**JOB**
Pick out every line with the word "选项B错误" and copy it.

[Stored data entries]

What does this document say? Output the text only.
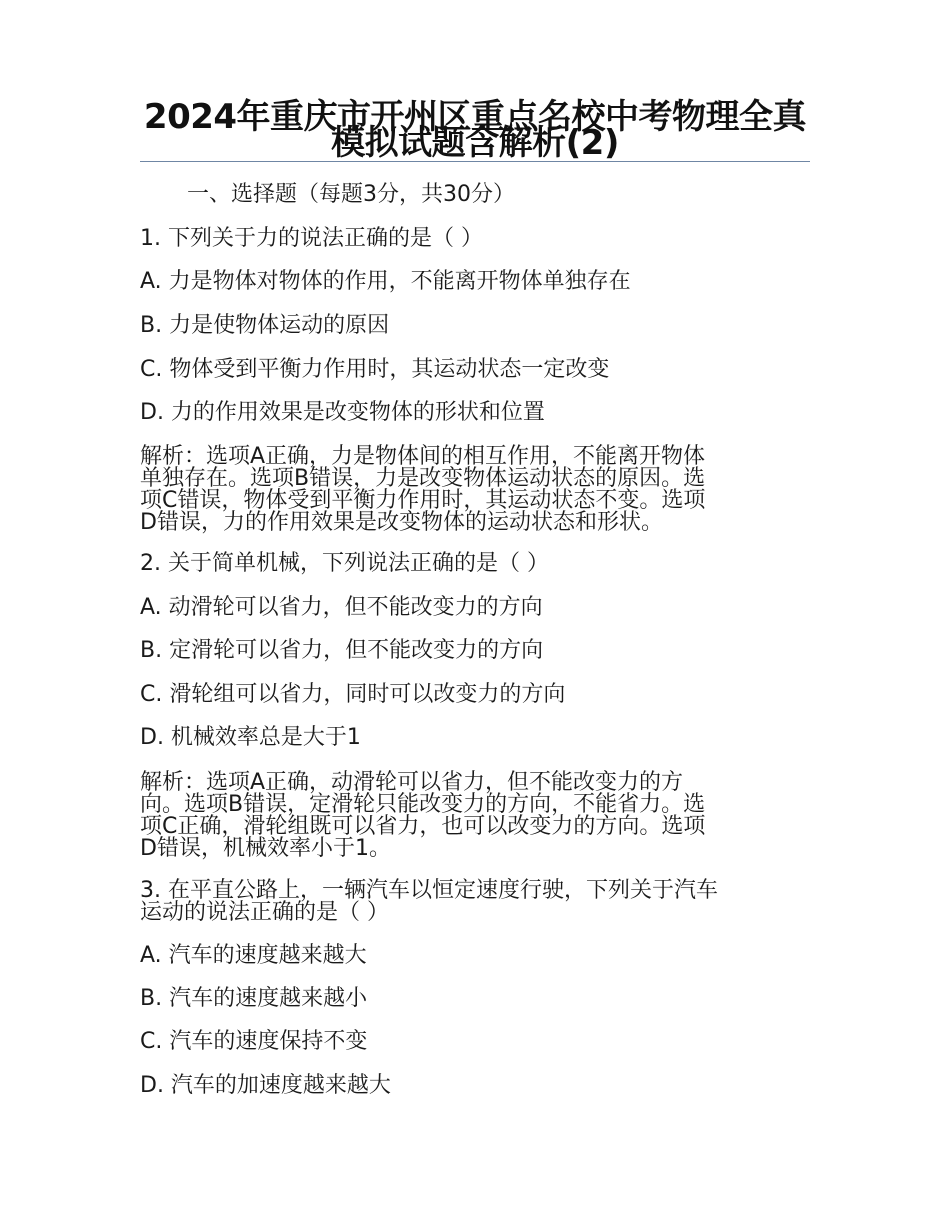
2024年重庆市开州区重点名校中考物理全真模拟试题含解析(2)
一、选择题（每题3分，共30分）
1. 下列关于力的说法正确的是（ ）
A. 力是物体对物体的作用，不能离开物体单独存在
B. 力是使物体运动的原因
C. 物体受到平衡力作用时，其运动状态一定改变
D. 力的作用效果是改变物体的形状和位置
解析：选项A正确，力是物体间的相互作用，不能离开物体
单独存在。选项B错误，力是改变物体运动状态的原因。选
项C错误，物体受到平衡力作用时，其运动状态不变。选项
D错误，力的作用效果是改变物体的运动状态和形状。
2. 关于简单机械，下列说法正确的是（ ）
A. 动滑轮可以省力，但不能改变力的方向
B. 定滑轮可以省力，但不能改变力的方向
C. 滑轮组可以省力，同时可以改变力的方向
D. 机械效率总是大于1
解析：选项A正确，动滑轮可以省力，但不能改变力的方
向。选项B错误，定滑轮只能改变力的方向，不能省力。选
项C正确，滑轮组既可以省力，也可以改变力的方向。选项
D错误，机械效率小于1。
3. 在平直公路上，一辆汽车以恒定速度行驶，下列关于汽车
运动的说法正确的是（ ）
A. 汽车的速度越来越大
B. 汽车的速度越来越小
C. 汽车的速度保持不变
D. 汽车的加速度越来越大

---

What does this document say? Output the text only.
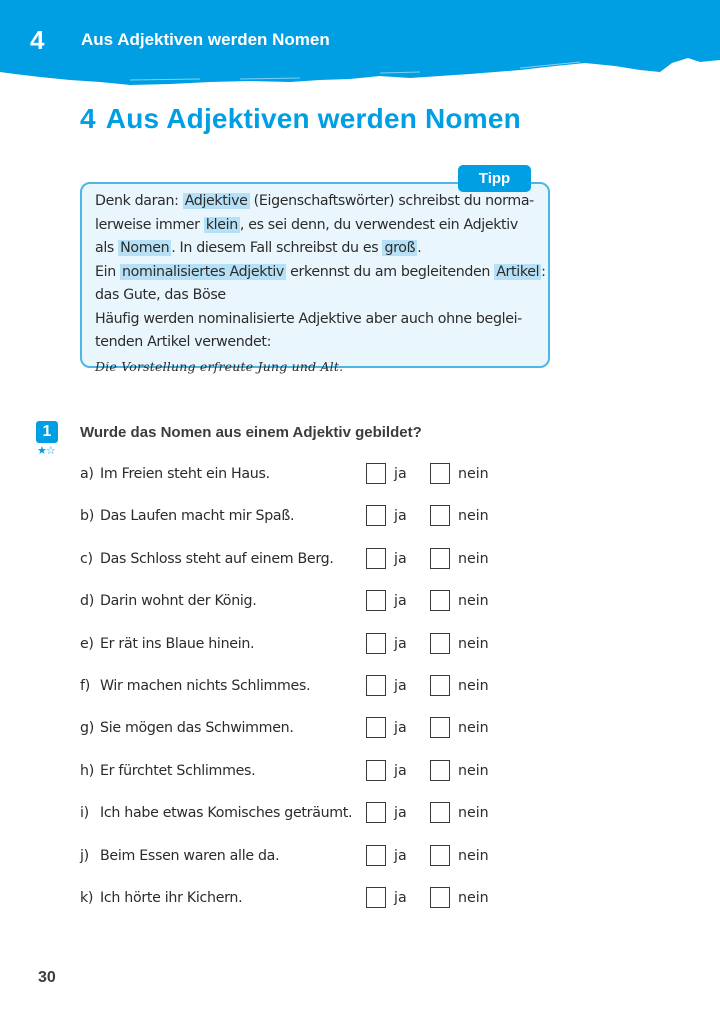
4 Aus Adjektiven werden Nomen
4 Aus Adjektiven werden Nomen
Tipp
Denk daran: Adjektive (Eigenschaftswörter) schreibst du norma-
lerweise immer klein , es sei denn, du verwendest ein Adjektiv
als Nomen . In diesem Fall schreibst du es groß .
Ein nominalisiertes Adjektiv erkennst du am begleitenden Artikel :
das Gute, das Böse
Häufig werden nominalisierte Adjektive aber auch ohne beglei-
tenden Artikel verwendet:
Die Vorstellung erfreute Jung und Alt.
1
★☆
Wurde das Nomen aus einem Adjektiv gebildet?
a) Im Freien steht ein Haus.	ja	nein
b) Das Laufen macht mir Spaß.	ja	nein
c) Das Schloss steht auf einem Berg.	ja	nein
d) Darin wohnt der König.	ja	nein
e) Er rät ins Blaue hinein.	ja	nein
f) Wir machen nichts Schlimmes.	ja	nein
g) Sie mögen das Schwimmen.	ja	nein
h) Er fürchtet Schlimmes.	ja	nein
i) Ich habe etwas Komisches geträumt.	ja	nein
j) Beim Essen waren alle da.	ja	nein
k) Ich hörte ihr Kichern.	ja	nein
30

**IN RESPONSE**
单独存在。选项B错误，力是改变物体运动状态的原因。选
向。选项B错误，定滑轮只能改变力的方向，不能省力。选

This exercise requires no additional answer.